In your copy, include every line of the listing below exactly but none of the pictures.

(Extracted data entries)
......

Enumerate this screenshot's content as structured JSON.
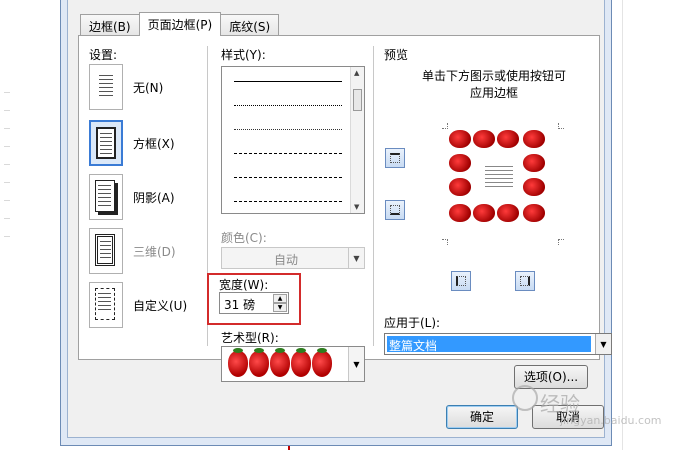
{
  "tabs": [
    {
      "label": "边框(B)",
      "active": false
    },
    {
      "label": "页面边框(P)",
      "active": true
    },
    {
      "label": "底纹(S)",
      "active": false
    }
  ],
  "settings": {
    "title": "设置:",
    "items": [
      {
        "label": "无(N)",
        "selected": false
      },
      {
        "label": "方框(X)",
        "selected": true
      },
      {
        "label": "阴影(A)",
        "selected": false
      },
      {
        "label": "三维(D)",
        "selected": false
      },
      {
        "label": "自定义(U)",
        "selected": false
      }
    ]
  },
  "style": {
    "title": "样式(Y):",
    "line_styles": [
      "solid",
      "dotted",
      "dotted-fine",
      "dashed",
      "dash-dot",
      "dash-dot-dot"
    ]
  },
  "color": {
    "label": "颜色(C):",
    "value": "自动"
  },
  "width": {
    "label": "宽度(W):",
    "value": "31 磅"
  },
  "art": {
    "label": "艺术型(R):"
  },
  "preview": {
    "title": "预览",
    "hint_line1": "单击下方图示或使用按钮可",
    "hint_line2": "应用边框"
  },
  "apply_to": {
    "label": "应用于(L):",
    "value": "整篇文档"
  },
  "buttons": {
    "options": "选项(O)...",
    "ok": "确定",
    "cancel": "取消"
  },
  "watermark": {
    "main": "经验",
    "sub": "jingyan.baidu.com"
  },
  "colors": {
    "accent": "#3399ff",
    "highlight_box": "#d32b2b",
    "dialog_bg": "#f0f0f0"
  }
}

......

» **Expected answer**:
Enumerate this screenshot's content as structured JSON.
{
  "tabs": [
    {
      "label": "边框(B)",
      "active": false
    },
    {
      "label": "页面边框(P)",
      "active": true
    },
    {
      "label": "底纹(S)",
      "active": false
    }
  ],
  "settings": {
    "title": "设置:",
    "items": [
      {
        "label": "无(N)",
        "selected": false
      },
      {
        "label": "方框(X)",
        "selected": true
      },
      {
        "label": "阴影(A)",
        "selected": false
      },
      {
        "label": "三维(D)",
        "selected": false
      },
      {
        "label": "自定义(U)",
        "selected": false
      }
    ]
  },
  "style": {
    "title": "样式(Y):",
    "line_styles": [
      "solid",
      "dotted",
      "dotted-fine",
      "dashed",
      "dash-dot",
      "dash-dot-dot"
    ]
  },
  "color": {
    "label": "颜色(C):",
    "value": "自动"
  },
  "width": {
    "label": "宽度(W):",
    "value": "31 磅"
  },
  "art": {
    "label": "艺术型(R):"
  },
  "preview": {
    "title": "预览",
    "hint_line1": "单击下方图示或使用按钮可",
    "hint_line2": "应用边框"
  },
  "apply_to": {
    "label": "应用于(L):",
    "value": "整篇文档"
  },
  "buttons": {
    "options": "选项(O)...",
    "ok": "确定",
    "cancel": "取消"
  },
  "watermark": {
    "main": "经验",
    "sub": "jingyan.baidu.com"
  },
  "colors": {
    "accent": "#3399ff",
    "highlight_box": "#d32b2b",
    "dialog_bg": "#f0f0f0"
  }
}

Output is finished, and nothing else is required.